## STATED PROBLEM
Copy every line of the data that includes the string "电力行业".
***
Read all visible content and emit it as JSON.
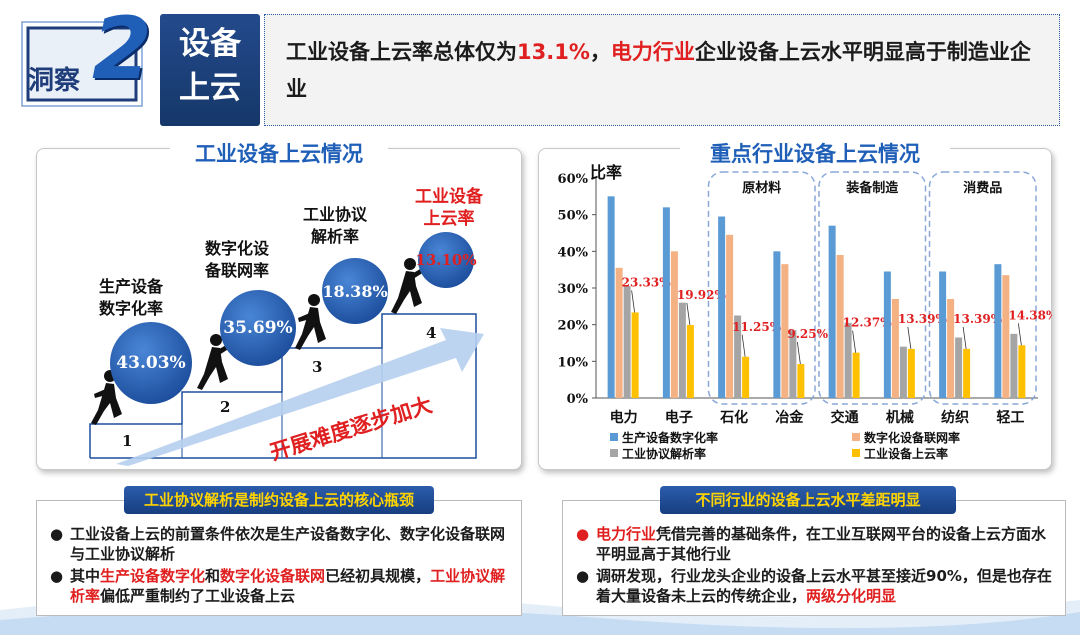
{
  "header": {
    "badge_text": "洞察",
    "badge_number": "2",
    "topic_line1": "设备",
    "topic_line2": "上云",
    "headline_part1": "工业设备上云率总体仅为",
    "headline_rate": "13.1%",
    "headline_part2": "，",
    "headline_highlight": "电力行业",
    "headline_part3": "企业设备上云水平明显高于制造业企业"
  },
  "left_panel": {
    "title": "工业设备上云情况",
    "steps": [
      {
        "label": "生产设备\n数字化率",
        "value": "43.03%",
        "num": "1"
      },
      {
        "label": "数字化设\n备联网率",
        "value": "35.69%",
        "num": "2"
      },
      {
        "label": "工业协议\n解析率",
        "value": "18.38%",
        "num": "3"
      },
      {
        "label": "工业设备\n上云率",
        "value": "13.10%",
        "num": "4"
      }
    ],
    "arrow_text": "开展难度逐步加大"
  },
  "right_panel": {
    "title": "重点行业设备上云情况"
  },
  "chart_data": {
    "type": "bar",
    "ylabel": "比率",
    "ylim": [
      0,
      60
    ],
    "yticks": [
      "0%",
      "10%",
      "20%",
      "30%",
      "40%",
      "50%",
      "60%"
    ],
    "categories": [
      "电力",
      "电子",
      "石化",
      "冶金",
      "交通",
      "机械",
      "纺织",
      "轻工"
    ],
    "groups": [
      {
        "label": "原材料",
        "from": 2,
        "to": 3
      },
      {
        "label": "装备制造",
        "from": 4,
        "to": 5
      },
      {
        "label": "消费品",
        "from": 6,
        "to": 7
      }
    ],
    "series": [
      {
        "name": "生产设备数字化率",
        "color": "#5b9bd5",
        "values": [
          55,
          52,
          49.5,
          40,
          47,
          34.5,
          34.5,
          36.5
        ]
      },
      {
        "name": "数字化设备联网率",
        "color": "#f4b183",
        "values": [
          35.5,
          40,
          44.5,
          36.5,
          39,
          27,
          27,
          33.5
        ]
      },
      {
        "name": "工业协议解析率",
        "color": "#a5a5a5",
        "values": [
          30.5,
          26,
          22.5,
          18.5,
          20.5,
          14,
          16.5,
          17.5
        ]
      },
      {
        "name": "工业设备上云率",
        "color": "#ffc000",
        "values": [
          23.33,
          19.92,
          11.25,
          9.25,
          12.37,
          13.39,
          13.39,
          14.38
        ]
      }
    ],
    "data_labels": [
      "23.33%",
      "19.92%",
      "11.25%",
      "9.25%",
      "12.37%",
      "13.39%",
      "13.39%",
      "14.38%"
    ],
    "legend_position": "bottom"
  },
  "bottom_left": {
    "title": "工业协议解析是制约设备上云的核心瓶颈",
    "bullet1": "工业设备上云的前置条件依次是生产设备数字化、数字化设备联网与工业协议解析",
    "bullet2_a": "其中",
    "bullet2_b": "生产设备数字化",
    "bullet2_c": "和",
    "bullet2_d": "数字化设备联网",
    "bullet2_e": "已经初具规模，",
    "bullet2_f": "工业协议解析率",
    "bullet2_g": "偏低严重制约了工业设备上云"
  },
  "bottom_right": {
    "title": "不同行业的设备上云水平差距明显",
    "bullet1_a": "电力行业",
    "bullet1_b": "凭借完善的基础条件，在工业互联网平台的设备上云方面水平明显高于其他行业",
    "bullet2_a": "调研发现，行业龙头企业的设备上云水平甚至接近90%，但是也存在着大量设备未上云的传统企业，",
    "bullet2_b": "两级分化明显"
  },
  "colors": {
    "brand_blue": "#1f5fb8",
    "highlight_red": "#e02020",
    "bottom_title_text": "#ffd400"
  }
}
***
## RESPONSE
    "headline_highlight": "电力行业",
    "bullet1_a": "电力行业",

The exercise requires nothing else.